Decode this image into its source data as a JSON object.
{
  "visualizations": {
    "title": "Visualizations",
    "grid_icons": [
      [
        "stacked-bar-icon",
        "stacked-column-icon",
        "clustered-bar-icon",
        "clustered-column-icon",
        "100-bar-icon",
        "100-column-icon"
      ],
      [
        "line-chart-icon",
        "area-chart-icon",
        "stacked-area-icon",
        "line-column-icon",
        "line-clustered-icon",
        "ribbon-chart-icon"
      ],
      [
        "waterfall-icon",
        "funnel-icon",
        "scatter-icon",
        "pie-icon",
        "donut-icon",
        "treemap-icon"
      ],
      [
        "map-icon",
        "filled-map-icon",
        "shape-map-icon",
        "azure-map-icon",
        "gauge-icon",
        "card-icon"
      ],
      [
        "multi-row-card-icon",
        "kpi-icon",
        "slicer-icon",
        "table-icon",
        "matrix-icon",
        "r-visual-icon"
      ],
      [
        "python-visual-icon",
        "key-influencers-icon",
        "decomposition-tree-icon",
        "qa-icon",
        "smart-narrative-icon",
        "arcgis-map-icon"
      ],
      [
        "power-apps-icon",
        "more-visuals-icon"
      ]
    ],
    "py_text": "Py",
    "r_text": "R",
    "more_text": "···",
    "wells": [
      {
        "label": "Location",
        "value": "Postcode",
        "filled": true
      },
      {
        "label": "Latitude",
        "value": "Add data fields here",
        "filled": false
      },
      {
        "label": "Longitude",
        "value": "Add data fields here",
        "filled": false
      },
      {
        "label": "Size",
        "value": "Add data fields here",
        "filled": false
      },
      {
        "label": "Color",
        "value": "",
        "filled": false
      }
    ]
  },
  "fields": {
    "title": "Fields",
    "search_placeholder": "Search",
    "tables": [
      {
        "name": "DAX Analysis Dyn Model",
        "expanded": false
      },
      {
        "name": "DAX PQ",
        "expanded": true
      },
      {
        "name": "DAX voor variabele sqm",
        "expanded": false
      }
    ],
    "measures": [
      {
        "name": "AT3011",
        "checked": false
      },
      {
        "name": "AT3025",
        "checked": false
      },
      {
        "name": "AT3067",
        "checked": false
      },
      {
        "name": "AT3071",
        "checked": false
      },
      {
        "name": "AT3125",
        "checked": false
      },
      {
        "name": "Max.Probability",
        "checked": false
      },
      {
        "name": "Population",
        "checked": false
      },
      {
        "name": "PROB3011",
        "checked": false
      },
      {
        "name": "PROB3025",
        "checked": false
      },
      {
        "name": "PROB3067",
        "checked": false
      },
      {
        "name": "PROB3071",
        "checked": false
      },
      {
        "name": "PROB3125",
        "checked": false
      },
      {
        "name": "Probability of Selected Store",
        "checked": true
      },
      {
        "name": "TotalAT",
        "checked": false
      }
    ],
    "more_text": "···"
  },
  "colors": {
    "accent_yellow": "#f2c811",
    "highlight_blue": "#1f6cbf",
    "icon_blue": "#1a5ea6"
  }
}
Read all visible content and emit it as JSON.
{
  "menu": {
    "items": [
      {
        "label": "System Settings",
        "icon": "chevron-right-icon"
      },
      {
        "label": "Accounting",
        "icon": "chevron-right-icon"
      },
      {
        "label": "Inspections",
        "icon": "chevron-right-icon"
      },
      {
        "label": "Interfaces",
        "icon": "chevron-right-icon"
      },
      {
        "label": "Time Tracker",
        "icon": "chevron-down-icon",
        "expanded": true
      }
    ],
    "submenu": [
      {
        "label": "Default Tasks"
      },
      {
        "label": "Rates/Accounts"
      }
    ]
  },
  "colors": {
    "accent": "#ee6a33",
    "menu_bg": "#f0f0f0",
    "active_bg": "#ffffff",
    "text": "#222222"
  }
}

····················

### Task directions
Write out the entries above once more, without altering anything.

### Exercise answer
Decode this image into its source data as a JSON object.
{
  "visualizations": {
    "title": "Visualizations",
    "grid_icons": [
      [
        "stacked-bar-icon",
        "stacked-column-icon",
        "clustered-bar-icon",
        "clustered-column-icon",
        "100-bar-icon",
        "100-column-icon"
      ],
      [
        "line-chart-icon",
        "area-chart-icon",
        "stacked-area-icon",
        "line-column-icon",
        "line-clustered-icon",
        "ribbon-chart-icon"
      ],
      [
        "waterfall-icon",
        "funnel-icon",
        "scatter-icon",
        "pie-icon",
        "donut-icon",
        "treemap-icon"
      ],
      [
        "map-icon",
        "filled-map-icon",
        "shape-map-icon",
        "azure-map-icon",
        "gauge-icon",
        "card-icon"
      ],
      [
        "multi-row-card-icon",
        "kpi-icon",
        "slicer-icon",
        "table-icon",
        "matrix-icon",
        "r-visual-icon"
      ],
      [
        "python-visual-icon",
        "key-influencers-icon",
        "decomposition-tree-icon",
        "qa-icon",
        "smart-narrative-icon",
        "arcgis-map-icon"
      ],
      [
        "power-apps-icon",
        "more-visuals-icon"
      ]
    ],
    "py_text": "Py",
    "r_text": "R",
    "more_text": "···",
    "wells": [
      {
        "label": "Location",
        "value": "Postcode",
        "filled": true
      },
      {
        "label": "Latitude",
        "value": "Add data fields here",
        "filled": false
      },
      {
        "label": "Longitude",
        "value": "Add data fields here",
        "filled": false
      },
      {
        "label": "Size",
        "value": "Add data fields here",
        "filled": false
      },
      {
        "label": "Color",
        "value": "",
        "filled": false
      }
    ]
  },
  "fields": {
    "title": "Fields",
    "search_placeholder": "Search",
    "tables": [
      {
        "name": "DAX Analysis Dyn Model",
        "expanded": false
      },
      {
        "name": "DAX PQ",
        "expanded": true
      },
      {
        "name": "DAX voor variabele sqm",
        "expanded": false
      }
    ],
    "measures": [
      {
        "name": "AT3011",
        "checked": false
      },
      {
        "name": "AT3025",
        "checked": false
      },
      {
        "name": "AT3067",
        "checked": false
      },
      {
        "name": "AT3071",
        "checked": false
      },
      {
        "name": "AT3125",
        "checked": false
      },
      {
        "name": "Max.Probability",
        "checked": false
      },
      {
        "name": "Population",
        "checked": false
      },
      {
        "name": "PROB3011",
        "checked": false
      },
      {
        "name": "PROB3025",
        "checked": false
      },
      {
        "name": "PROB3067",
        "checked": false
      },
      {
        "name": "PROB3071",
        "checked": false
      },
      {
        "name": "PROB3125",
        "checked": false
      },
      {
        "name": "Probability of Selected Store",
        "checked": true
      },
      {
        "name": "TotalAT",
        "checked": false
      }
    ],
    "more_text": "···"
  },
  "colors": {
    "accent_yellow": "#f2c811",
    "highlight_blue": "#1f6cbf",
    "icon_blue": "#1a5ea6"
  }
}
Read all visible content and emit it as JSON.
{
  "menu": {
    "items": [
      {
        "label": "System Settings",
        "icon": "chevron-right-icon"
      },
      {
        "label": "Accounting",
        "icon": "chevron-right-icon"
      },
      {
        "label": "Inspections",
        "icon": "chevron-right-icon"
      },
      {
        "label": "Interfaces",
        "icon": "chevron-right-icon"
      },
      {
        "label": "Time Tracker",
        "icon": "chevron-down-icon",
        "expanded": true
      }
    ],
    "submenu": [
      {
        "label": "Default Tasks"
      },
      {
        "label": "Rates/Accounts"
      }
    ]
  },
  "colors": {
    "accent": "#ee6a33",
    "menu_bg": "#f0f0f0",
    "active_bg": "#ffffff",
    "text": "#222222"
  }
}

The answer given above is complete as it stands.